PROBLEM -
Using the records that follow, copy every line containing the word "section".

>> Start

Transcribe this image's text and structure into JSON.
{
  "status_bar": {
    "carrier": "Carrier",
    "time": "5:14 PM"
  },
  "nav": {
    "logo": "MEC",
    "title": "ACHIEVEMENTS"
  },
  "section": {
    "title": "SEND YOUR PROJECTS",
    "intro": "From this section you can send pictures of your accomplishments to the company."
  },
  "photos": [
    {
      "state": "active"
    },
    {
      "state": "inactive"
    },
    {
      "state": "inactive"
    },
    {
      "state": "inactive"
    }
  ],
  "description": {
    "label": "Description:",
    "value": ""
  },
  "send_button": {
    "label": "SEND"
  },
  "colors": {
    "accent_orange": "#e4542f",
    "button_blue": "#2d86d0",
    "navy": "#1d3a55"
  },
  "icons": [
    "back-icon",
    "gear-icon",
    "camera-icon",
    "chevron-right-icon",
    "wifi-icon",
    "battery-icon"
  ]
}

>> End

RESPONSE TO THIS EXERCISE -
  "section": {
    "intro": "From this section you can send pictures of your accomplishments to the company."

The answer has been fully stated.